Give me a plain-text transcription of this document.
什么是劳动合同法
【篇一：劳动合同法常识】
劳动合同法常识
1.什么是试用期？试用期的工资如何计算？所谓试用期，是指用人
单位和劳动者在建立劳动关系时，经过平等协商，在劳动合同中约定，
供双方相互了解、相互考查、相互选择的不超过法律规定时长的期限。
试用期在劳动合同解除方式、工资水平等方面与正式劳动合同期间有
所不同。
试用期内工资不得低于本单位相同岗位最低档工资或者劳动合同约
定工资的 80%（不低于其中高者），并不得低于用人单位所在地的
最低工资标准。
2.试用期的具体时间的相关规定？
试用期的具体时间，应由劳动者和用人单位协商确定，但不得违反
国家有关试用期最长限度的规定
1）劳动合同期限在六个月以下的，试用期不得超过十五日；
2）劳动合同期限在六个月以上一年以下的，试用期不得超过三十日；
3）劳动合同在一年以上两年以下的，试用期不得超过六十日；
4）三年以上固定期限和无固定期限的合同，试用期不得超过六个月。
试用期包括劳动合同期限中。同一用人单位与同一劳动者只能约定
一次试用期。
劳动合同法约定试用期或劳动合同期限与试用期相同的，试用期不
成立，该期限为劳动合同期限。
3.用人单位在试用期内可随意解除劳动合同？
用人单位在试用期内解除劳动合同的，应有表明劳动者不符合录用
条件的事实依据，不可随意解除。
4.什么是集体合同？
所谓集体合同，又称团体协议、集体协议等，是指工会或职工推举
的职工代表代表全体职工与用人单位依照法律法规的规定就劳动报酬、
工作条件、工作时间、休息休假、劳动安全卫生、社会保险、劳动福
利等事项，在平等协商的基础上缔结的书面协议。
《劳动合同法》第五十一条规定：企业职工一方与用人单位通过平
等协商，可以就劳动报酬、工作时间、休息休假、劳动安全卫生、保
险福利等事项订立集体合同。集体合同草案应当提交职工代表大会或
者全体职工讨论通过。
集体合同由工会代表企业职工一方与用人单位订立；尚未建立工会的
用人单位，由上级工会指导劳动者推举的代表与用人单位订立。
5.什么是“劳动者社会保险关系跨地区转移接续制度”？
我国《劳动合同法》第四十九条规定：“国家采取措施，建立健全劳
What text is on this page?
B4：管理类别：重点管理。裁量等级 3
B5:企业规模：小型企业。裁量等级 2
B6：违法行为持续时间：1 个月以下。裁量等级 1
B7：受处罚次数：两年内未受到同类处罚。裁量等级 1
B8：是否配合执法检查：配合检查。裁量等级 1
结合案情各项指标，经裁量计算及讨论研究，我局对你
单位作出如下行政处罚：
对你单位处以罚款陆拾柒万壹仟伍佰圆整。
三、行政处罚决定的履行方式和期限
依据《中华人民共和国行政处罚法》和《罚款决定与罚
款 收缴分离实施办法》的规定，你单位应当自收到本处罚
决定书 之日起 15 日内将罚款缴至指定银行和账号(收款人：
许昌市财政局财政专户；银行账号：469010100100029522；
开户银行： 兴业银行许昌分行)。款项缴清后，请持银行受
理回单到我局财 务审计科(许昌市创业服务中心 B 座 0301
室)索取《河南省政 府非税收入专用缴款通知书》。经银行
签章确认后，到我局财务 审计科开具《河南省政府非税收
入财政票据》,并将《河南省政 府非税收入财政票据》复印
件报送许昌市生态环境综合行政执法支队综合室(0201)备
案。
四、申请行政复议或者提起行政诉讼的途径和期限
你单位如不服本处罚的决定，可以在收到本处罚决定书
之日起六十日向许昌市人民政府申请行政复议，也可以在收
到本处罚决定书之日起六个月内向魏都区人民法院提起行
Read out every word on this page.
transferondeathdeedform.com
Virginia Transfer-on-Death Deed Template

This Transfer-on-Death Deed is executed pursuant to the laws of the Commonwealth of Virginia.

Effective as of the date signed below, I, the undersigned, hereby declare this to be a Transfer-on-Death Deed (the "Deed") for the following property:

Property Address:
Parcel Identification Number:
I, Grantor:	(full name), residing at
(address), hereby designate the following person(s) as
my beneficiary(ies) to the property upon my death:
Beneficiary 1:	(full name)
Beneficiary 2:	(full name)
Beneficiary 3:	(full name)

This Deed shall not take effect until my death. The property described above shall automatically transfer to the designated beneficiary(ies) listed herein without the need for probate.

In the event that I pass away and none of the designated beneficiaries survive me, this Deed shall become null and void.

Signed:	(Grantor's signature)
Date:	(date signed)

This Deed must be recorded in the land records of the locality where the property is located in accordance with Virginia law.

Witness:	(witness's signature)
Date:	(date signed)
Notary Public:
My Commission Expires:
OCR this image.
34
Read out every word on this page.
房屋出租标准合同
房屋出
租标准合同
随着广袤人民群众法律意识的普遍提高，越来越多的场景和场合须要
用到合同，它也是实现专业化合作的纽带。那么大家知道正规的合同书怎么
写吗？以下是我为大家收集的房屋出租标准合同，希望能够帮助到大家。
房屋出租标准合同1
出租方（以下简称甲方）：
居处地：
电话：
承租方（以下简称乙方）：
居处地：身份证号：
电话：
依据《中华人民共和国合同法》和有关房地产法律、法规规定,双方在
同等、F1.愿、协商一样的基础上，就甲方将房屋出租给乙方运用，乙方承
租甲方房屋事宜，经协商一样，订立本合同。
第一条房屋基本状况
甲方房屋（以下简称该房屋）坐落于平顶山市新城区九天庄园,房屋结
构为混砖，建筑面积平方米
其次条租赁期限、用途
━━━━━━━━
> Aim:
Reproduce each entry word for word.

> Exercise output:
Give me a plain-text transcription of this document.
什么是劳动合同法
【篇一：劳动合同法常识】
劳动合同法常识
1.什么是试用期？试用期的工资如何计算？所谓试用期，是指用人
单位和劳动者在建立劳动关系时，经过平等协商，在劳动合同中约定，
供双方相互了解、相互考查、相互选择的不超过法律规定时长的期限。
试用期在劳动合同解除方式、工资水平等方面与正式劳动合同期间有
所不同。
试用期内工资不得低于本单位相同岗位最低档工资或者劳动合同约
定工资的 80%（不低于其中高者），并不得低于用人单位所在地的
最低工资标准。
2.试用期的具体时间的相关规定？
试用期的具体时间，应由劳动者和用人单位协商确定，但不得违反
国家有关试用期最长限度的规定
1）劳动合同期限在六个月以下的，试用期不得超过十五日；
2）劳动合同期限在六个月以上一年以下的，试用期不得超过三十日；
3）劳动合同在一年以上两年以下的，试用期不得超过六十日；
4）三年以上固定期限和无固定期限的合同，试用期不得超过六个月。
试用期包括劳动合同期限中。同一用人单位与同一劳动者只能约定
一次试用期。
劳动合同法约定试用期或劳动合同期限与试用期相同的，试用期不
成立，该期限为劳动合同期限。
3.用人单位在试用期内可随意解除劳动合同？
用人单位在试用期内解除劳动合同的，应有表明劳动者不符合录用
条件的事实依据，不可随意解除。
4.什么是集体合同？
所谓集体合同，又称团体协议、集体协议等，是指工会或职工推举
的职工代表代表全体职工与用人单位依照法律法规的规定就劳动报酬、
工作条件、工作时间、休息休假、劳动安全卫生、社会保险、劳动福
利等事项，在平等协商的基础上缔结的书面协议。
《劳动合同法》第五十一条规定：企业职工一方与用人单位通过平
等协商，可以就劳动报酬、工作时间、休息休假、劳动安全卫生、保
险福利等事项订立集体合同。集体合同草案应当提交职工代表大会或
者全体职工讨论通过。
集体合同由工会代表企业职工一方与用人单位订立；尚未建立工会的
用人单位，由上级工会指导劳动者推举的代表与用人单位订立。
5.什么是“劳动者社会保险关系跨地区转移接续制度”？
我国《劳动合同法》第四十九条规定：“国家采取措施，建立健全劳
What text is on this page?
B4：管理类别：重点管理。裁量等级 3
B5:企业规模：小型企业。裁量等级 2
B6：违法行为持续时间：1 个月以下。裁量等级 1
B7：受处罚次数：两年内未受到同类处罚。裁量等级 1
B8：是否配合执法检查：配合检查。裁量等级 1
结合案情各项指标，经裁量计算及讨论研究，我局对你
单位作出如下行政处罚：
对你单位处以罚款陆拾柒万壹仟伍佰圆整。
三、行政处罚决定的履行方式和期限
依据《中华人民共和国行政处罚法》和《罚款决定与罚
款 收缴分离实施办法》的规定，你单位应当自收到本处罚
决定书 之日起 15 日内将罚款缴至指定银行和账号(收款人：
许昌市财政局财政专户；银行账号：469010100100029522；
开户银行： 兴业银行许昌分行)。款项缴清后，请持银行受
理回单到我局财 务审计科(许昌市创业服务中心 B 座 0301
室)索取《河南省政 府非税收入专用缴款通知书》。经银行
签章确认后，到我局财务 审计科开具《河南省政府非税收
入财政票据》,并将《河南省政 府非税收入财政票据》复印
件报送许昌市生态环境综合行政执法支队综合室(0201)备
案。
四、申请行政复议或者提起行政诉讼的途径和期限
你单位如不服本处罚的决定，可以在收到本处罚决定书
之日起六十日向许昌市人民政府申请行政复议，也可以在收
到本处罚决定书之日起六个月内向魏都区人民法院提起行
Read out every word on this page.
transferondeathdeedform.com
Virginia Transfer-on-Death Deed Template

This Transfer-on-Death Deed is executed pursuant to the laws of the Commonwealth of Virginia.

Effective as of the date signed below, I, the undersigned, hereby declare this to be a Transfer-on-Death Deed (the "Deed") for the following property:

Property Address:
Parcel Identification Number:
I, Grantor:	(full name), residing at
(address), hereby designate the following person(s) as
my beneficiary(ies) to the property upon my death:
Beneficiary 1:	(full name)
Beneficiary 2:	(full name)
Beneficiary 3:	(full name)

This Deed shall not take effect until my death. The property described above shall automatically transfer to the designated beneficiary(ies) listed herein without the need for probate.

In the event that I pass away and none of the designated beneficiaries survive me, this Deed shall become null and void.

Signed:	(Grantor's signature)
Date:	(date signed)

This Deed must be recorded in the land records of the locality where the property is located in accordance with Virginia law.

Witness:	(witness's signature)
Date:	(date signed)
Notary Public:
My Commission Expires:
OCR this image.
34
Read out every word on this page.
房屋出租标准合同
房屋出
租标准合同
随着广袤人民群众法律意识的普遍提高，越来越多的场景和场合须要
用到合同，它也是实现专业化合作的纽带。那么大家知道正规的合同书怎么
写吗？以下是我为大家收集的房屋出租标准合同，希望能够帮助到大家。
房屋出租标准合同1
出租方（以下简称甲方）：
居处地：
电话：
承租方（以下简称乙方）：
居处地：身份证号：
电话：
依据《中华人民共和国合同法》和有关房地产法律、法规规定,双方在
同等、F1.愿、协商一样的基础上，就甲方将房屋出租给乙方运用，乙方承
租甲方房屋事宜，经协商一样，订立本合同。
第一条房屋基本状况
甲方房屋（以下简称该房屋）坐落于平顶山市新城区九天庄园,房屋结
构为混砖，建筑面积平方米
其次条租赁期限、用途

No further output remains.